我花了 6 周，在 30 个代码库里，用同一组 50 个代表性任务做跟踪。三种配置：

错误率 = 任务需要修正或重写，才能匹配意图。统计项包括：默默做错假设、过度工程、无关破坏、静默失败、违反约定、冲突折中、漏掉检查点。

遵循率 = 当相关规则适用时，Claude 可见地应用那条规则的频率。

有意思的结果不只是错误率从 41% 降到 3% 这个标题数字。而是从 4 条规则增加到 12 条，几乎没有增加遵循负担，78% 到 76%，却又把错误率砍掉 8 个点。新增规则覆盖的是原始 4 条没有处理的失败模式，它们不会争夺同一个注意力预算。

Karpathy 模板会悄悄失效的地方

即使不加新规则，原始 4 条模板也有 4 个地方不够用：

1. 长时间运行的 agent 任务。 Karpathy 的规则瞄准的是 Claude 正在写代码的那个时刻。它们没有说明 Claude 跑多步骤 pipeline 时该怎么办。没有预算规则。没有检查点规则。没有“失败要响亮”的规则。pipeline 会漂移。

2. 多代码库一致性。 “匹配既有风格”假设只有一种风格。在有 12 个服务的 monorepo 里，Claude 必须选择哪一种风格。原始规则没有告诉它怎么选。它会随机选，或者折中平均。

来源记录
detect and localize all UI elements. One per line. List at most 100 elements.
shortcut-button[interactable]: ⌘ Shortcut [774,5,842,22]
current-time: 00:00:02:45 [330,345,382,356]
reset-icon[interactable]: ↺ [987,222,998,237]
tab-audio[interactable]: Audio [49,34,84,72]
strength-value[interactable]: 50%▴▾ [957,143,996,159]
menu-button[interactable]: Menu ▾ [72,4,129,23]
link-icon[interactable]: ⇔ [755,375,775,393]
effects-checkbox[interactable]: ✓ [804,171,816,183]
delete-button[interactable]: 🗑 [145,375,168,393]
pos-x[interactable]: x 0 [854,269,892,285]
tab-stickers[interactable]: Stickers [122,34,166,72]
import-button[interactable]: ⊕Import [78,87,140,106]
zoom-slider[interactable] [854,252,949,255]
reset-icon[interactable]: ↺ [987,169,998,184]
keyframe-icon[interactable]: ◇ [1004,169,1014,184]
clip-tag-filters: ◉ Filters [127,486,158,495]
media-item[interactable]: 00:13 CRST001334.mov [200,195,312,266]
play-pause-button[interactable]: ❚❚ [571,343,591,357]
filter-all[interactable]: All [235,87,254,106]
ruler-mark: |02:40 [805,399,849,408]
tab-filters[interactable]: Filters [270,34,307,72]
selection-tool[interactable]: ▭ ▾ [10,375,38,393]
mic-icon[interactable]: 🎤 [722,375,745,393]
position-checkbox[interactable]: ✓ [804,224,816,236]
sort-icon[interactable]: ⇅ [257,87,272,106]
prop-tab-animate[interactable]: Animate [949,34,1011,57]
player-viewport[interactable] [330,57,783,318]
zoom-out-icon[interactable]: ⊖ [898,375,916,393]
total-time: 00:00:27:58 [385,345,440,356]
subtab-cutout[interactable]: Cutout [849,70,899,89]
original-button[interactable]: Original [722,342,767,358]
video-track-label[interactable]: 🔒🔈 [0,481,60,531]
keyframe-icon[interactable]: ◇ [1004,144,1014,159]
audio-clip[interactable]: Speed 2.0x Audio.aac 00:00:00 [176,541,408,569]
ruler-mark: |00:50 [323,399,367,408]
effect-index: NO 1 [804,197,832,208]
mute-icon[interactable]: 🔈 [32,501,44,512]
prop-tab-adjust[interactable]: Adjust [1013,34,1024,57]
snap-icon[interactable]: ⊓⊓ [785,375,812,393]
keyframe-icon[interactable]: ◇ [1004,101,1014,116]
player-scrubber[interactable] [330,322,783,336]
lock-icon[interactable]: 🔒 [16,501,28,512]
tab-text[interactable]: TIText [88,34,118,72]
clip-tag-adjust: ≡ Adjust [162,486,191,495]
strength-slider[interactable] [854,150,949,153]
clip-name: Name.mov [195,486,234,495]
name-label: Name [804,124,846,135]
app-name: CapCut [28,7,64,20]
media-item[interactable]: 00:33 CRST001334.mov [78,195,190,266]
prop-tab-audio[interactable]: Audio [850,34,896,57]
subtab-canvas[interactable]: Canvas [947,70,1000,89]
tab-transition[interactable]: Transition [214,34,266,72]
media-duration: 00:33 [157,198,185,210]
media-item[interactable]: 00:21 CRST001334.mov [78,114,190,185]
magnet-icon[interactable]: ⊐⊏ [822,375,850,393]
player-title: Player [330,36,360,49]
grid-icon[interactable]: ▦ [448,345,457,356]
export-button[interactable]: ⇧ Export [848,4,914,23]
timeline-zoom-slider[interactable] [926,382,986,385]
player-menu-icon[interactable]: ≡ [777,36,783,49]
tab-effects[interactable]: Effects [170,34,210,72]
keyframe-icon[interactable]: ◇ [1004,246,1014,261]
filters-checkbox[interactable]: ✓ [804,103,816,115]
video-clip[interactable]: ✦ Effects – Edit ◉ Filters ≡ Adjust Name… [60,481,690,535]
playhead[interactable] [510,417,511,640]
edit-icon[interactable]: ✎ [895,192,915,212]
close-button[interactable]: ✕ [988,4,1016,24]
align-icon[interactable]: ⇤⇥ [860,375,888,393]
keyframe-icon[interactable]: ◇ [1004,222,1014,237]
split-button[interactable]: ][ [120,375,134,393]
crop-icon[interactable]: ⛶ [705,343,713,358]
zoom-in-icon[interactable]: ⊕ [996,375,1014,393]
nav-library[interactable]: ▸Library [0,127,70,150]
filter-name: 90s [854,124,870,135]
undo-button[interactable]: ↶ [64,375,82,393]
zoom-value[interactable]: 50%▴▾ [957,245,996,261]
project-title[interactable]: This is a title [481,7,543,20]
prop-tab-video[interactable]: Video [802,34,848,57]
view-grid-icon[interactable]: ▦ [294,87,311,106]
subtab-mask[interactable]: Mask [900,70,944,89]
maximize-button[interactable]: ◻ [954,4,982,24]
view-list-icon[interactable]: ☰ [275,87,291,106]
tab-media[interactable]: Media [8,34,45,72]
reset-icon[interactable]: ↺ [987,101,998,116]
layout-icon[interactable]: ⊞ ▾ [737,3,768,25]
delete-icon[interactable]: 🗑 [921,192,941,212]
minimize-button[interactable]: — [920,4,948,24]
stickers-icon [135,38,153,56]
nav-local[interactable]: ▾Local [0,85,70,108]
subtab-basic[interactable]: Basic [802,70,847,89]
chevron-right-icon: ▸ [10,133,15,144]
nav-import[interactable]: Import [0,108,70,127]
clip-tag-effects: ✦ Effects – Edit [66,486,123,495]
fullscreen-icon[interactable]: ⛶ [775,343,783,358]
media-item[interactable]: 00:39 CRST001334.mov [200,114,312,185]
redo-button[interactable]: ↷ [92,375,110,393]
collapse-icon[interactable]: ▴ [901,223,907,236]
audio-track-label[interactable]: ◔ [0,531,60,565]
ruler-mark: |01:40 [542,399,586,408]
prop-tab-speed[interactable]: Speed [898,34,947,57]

| 必做任务 |
1: 把关于 Karpathy 模板的文字中以“即使不加新规则，原始 4 条模板也有”开头、以“monorepo 里，Claude 必须选择哪一种风格。原始规则没有告诉它怎么选。它会随机选，或者折中平均。”结尾的部分重新写出，并将其中的“pipeline”替换为“流水线”。
2: 关于 Karpathy 模板的文字在定义错误率时列出了若干统计项，请把这些统计项全部列出。
3: 从最后一句之后接着往下写关于 Karpathy 模板的文字。

| 作答 |
1:
即使不加新规则，原始 4 条模板也有 4 个地方不够用：

1. 长时间运行的 agent 任务。 Karpathy 的规则瞄准的是 Claude 正在写代码的那个时刻。它们没有说明 Claude 跑多步骤 流水线 时该怎么办。没有预算规则。没有检查点规则。没有“失败要响亮”的规则。流水线 会漂移。

2. 多代码库一致性。 “匹配既有风格”假设只有一种风格。在有 12 个服务的 monorepo 里，Claude 必须选择哪一种风格。原始规则没有告诉它怎么选。它会随机选，或者折中平均。

2: 默默做错假设、过度工程、无关破坏、静默失败、违反约定、冲突折中、漏掉检查点

3:
3. 测试质量。 目标驱动执行把“测试通过”当作成功。它没有说测试必须有意义。结果就是测试没有测到任何有用的东西，却让 Claude 变得自信。

4. 生产 vs 原型。 同样 4 条规则可以保护生产代码免于过度工程，但也会拖慢原型，因为早期原型有时确实需要 100 行推测性脚手架来摸方向。Karpathy 的“简单优先”在早期代码上会过度触发。

新增的 8 条规则并不替代 Karpathy 的 4 条。它们修补的是这些缺口：他的模型、2026 年 1 月、autocomplete 式 coding，与 2026 年 5 月的 agent 驱动、多步骤、多代码库工作并不完全匹配。

没有效果的做法

在最终确定 12 条规则之前，我还试过这些：

加入我在 Reddit / X 上看到的规则。 大多数要么只是用不同措辞重述 Karpathy 的 4 条，要么是无法泛化的领域规则，比如“永远使用 Tailwind class”。删掉。
超过 12 条规则。 我最多测到 18 条。超过 14 条后，遵循率从 76% 掉到 52%。200 行上限是真实存在的。超过之后，Claude 会开始对“这里有规则”做模式匹配，却没有真正读它们。
依赖可能不存在的工具。 “永远使用 eslint”在没有安装 eslint 时会失效。规则静默失败。改成不依赖具体能力的说法：“匹配代码库被强制执行的风格”，而不是“使用 eslint”。
在 CLAUDE.md 里放例子，而不是规则。 例子比规则更重。三个例子消耗的上下文，差不多等于 10 条规则，而且 Claude 会过拟合到例子上。规则是抽象的，例子是具体的。用规则。
“小心一点” / “认真思考” / “真的专注”。 纯噪声。这些规则的遵循率降到大约 30%，因为它们不可测试。换成具体命令，比如“明确说出假设”。
告诉 Claude 要像“资深工程师”。 没用。Claude 已经觉得自己是资深工程师了。遵循差距存在于“以为自己会做”和“真的去做”之间。命令式规则能缩小这个差距，身份 prompt 不能。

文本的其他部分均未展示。